■ EXERCISE ■
Beneath this sentence is a listing. Return its lines from the one containing "Enumerate this screenshot's" through the last, exactly, and omit the pictures.

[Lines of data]

* * * * * * * * *

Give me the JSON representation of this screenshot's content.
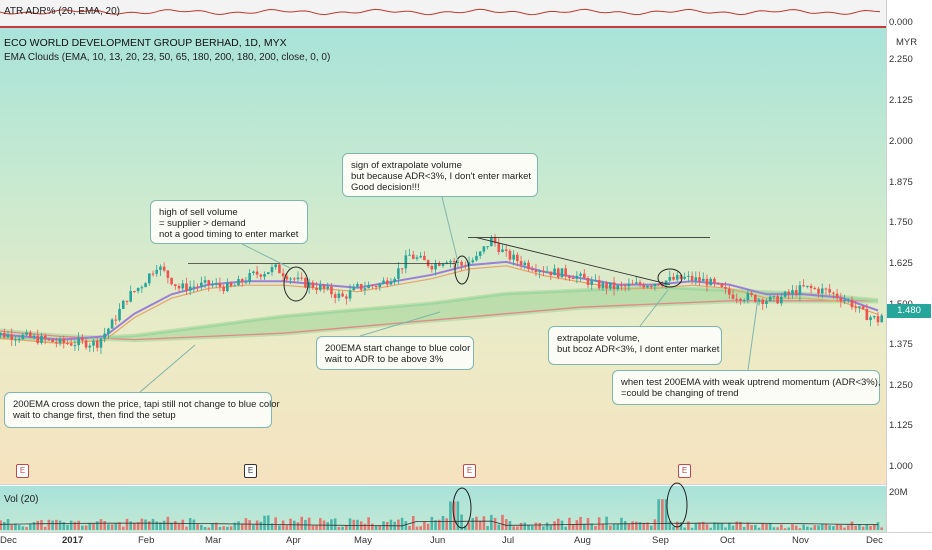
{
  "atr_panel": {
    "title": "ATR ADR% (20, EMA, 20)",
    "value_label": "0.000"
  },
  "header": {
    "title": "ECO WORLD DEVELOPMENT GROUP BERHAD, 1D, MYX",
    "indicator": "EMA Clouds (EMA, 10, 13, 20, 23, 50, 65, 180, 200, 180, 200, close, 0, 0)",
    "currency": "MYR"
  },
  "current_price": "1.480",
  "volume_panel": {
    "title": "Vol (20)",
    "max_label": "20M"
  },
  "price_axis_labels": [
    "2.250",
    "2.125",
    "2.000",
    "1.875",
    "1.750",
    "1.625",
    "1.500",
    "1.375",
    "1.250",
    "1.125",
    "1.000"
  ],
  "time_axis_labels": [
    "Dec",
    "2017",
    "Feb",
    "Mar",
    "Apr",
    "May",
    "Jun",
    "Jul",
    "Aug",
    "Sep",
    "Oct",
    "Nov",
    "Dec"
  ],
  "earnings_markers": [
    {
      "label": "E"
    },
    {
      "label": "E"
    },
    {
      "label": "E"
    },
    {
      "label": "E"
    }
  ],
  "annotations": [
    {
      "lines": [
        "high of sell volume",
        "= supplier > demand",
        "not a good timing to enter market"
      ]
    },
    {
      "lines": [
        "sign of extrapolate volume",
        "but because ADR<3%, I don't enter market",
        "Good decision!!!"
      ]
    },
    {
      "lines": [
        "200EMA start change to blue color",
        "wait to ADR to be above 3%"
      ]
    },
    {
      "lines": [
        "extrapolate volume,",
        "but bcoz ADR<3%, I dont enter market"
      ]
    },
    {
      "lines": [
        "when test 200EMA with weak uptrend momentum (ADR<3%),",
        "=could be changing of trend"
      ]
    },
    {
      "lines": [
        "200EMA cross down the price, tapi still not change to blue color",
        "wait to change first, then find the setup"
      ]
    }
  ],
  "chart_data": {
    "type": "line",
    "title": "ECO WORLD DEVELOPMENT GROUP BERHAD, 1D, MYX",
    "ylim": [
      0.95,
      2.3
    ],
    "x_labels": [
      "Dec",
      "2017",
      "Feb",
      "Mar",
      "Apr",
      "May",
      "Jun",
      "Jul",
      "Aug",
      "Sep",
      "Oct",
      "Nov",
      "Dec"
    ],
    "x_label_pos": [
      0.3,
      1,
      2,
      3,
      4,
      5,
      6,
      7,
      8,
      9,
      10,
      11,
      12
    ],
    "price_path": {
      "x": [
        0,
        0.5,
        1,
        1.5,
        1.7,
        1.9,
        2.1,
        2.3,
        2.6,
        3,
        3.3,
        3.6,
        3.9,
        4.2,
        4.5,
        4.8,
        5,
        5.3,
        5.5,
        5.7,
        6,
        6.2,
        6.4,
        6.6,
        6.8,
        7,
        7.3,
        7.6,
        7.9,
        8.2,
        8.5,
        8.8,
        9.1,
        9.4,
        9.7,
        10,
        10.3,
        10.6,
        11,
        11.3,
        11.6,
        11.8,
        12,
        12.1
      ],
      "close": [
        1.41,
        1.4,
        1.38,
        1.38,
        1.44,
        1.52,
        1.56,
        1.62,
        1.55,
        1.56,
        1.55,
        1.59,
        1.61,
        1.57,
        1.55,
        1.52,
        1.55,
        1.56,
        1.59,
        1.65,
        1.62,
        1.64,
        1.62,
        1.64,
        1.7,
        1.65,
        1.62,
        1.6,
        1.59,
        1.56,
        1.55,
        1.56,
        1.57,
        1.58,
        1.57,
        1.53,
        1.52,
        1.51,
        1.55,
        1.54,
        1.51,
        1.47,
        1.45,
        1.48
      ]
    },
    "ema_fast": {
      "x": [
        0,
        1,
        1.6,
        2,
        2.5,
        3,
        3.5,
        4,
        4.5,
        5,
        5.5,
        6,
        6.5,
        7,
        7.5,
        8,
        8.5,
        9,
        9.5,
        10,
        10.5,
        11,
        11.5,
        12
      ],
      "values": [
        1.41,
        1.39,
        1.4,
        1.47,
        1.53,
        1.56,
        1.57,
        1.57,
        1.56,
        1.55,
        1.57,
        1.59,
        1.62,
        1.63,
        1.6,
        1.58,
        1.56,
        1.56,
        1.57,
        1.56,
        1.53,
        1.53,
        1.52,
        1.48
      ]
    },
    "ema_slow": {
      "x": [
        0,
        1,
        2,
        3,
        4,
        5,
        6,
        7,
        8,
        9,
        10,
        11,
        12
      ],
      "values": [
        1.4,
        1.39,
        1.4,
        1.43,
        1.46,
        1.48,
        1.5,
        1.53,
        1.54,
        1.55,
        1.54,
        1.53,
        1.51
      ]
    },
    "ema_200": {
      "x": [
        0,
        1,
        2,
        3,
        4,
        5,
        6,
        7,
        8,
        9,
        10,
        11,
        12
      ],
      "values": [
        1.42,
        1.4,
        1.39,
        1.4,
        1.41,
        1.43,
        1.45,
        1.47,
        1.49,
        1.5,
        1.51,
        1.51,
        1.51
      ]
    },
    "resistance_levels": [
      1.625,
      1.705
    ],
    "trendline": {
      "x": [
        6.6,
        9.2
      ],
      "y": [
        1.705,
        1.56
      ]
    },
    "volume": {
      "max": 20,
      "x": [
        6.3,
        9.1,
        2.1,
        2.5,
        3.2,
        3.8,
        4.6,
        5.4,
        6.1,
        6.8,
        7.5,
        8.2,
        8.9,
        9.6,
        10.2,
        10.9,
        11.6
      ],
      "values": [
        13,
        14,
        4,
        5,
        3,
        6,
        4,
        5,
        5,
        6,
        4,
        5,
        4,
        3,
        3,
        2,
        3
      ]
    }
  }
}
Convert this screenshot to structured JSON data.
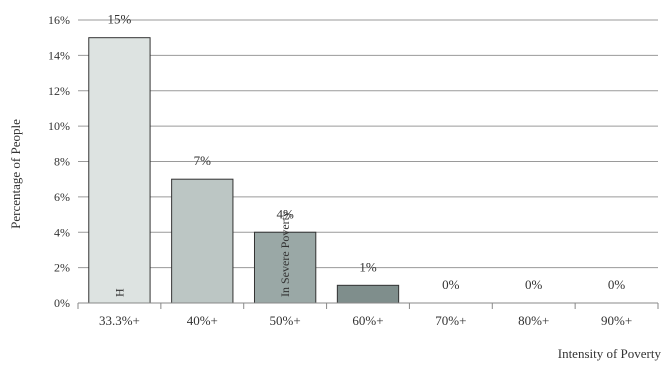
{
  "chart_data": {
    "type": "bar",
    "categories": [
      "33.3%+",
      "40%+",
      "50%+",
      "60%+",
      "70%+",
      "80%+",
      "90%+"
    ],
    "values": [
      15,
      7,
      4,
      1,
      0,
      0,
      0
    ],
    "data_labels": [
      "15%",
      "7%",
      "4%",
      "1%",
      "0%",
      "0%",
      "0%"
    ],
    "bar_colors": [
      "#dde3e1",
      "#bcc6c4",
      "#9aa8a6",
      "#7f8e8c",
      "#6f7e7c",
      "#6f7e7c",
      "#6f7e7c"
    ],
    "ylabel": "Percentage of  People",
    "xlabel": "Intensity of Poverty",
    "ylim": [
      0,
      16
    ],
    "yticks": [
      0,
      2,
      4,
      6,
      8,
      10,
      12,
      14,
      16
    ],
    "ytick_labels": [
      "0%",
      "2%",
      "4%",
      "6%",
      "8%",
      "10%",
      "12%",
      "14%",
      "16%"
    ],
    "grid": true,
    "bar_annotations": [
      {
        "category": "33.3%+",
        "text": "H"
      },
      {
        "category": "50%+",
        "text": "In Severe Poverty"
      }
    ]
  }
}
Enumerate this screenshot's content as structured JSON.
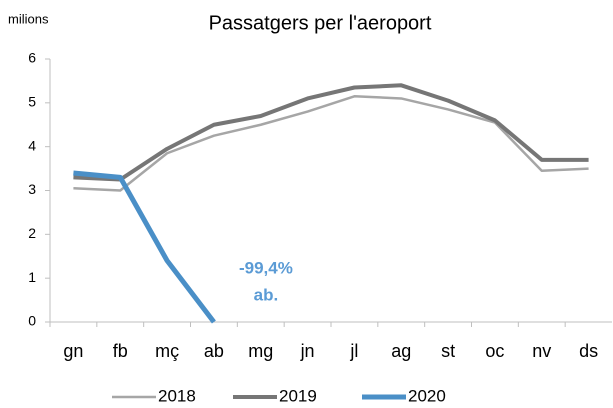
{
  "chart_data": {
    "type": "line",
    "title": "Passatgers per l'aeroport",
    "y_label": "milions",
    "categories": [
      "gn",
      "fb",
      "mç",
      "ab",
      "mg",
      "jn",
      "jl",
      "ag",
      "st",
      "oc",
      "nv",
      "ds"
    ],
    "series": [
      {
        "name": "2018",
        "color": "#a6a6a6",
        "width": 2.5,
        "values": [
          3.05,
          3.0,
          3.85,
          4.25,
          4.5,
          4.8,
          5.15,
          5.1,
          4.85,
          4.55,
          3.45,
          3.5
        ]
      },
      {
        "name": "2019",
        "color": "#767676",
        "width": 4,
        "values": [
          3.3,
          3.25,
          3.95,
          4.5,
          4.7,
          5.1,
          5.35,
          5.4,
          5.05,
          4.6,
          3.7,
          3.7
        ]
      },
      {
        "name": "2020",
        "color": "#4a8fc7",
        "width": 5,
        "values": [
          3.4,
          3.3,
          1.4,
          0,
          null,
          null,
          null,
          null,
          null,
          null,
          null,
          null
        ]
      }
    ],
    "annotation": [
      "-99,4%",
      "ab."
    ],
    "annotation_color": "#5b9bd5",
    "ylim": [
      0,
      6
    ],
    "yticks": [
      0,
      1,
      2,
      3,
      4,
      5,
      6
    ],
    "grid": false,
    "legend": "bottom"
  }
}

* * * * * * * * *

■ RESULT BELOW ■
Enumerate this screenshot's content as structured JSON.
{
  "chart_data": {
    "type": "line",
    "title": "Passatgers per l'aeroport",
    "y_label": "milions",
    "categories": [
      "gn",
      "fb",
      "mç",
      "ab",
      "mg",
      "jn",
      "jl",
      "ag",
      "st",
      "oc",
      "nv",
      "ds"
    ],
    "series": [
      {
        "name": "2018",
        "color": "#a6a6a6",
        "width": 2.5,
        "values": [
          3.05,
          3.0,
          3.85,
          4.25,
          4.5,
          4.8,
          5.15,
          5.1,
          4.85,
          4.55,
          3.45,
          3.5
        ]
      },
      {
        "name": "2019",
        "color": "#767676",
        "width": 4,
        "values": [
          3.3,
          3.25,
          3.95,
          4.5,
          4.7,
          5.1,
          5.35,
          5.4,
          5.05,
          4.6,
          3.7,
          3.7
        ]
      },
      {
        "name": "2020",
        "color": "#4a8fc7",
        "width": 5,
        "values": [
          3.4,
          3.3,
          1.4,
          0,
          null,
          null,
          null,
          null,
          null,
          null,
          null,
          null
        ]
      }
    ],
    "annotation": [
      "-99,4%",
      "ab."
    ],
    "annotation_color": "#5b9bd5",
    "ylim": [
      0,
      6
    ],
    "yticks": [
      0,
      1,
      2,
      3,
      4,
      5,
      6
    ],
    "grid": false,
    "legend": "bottom"
  }
}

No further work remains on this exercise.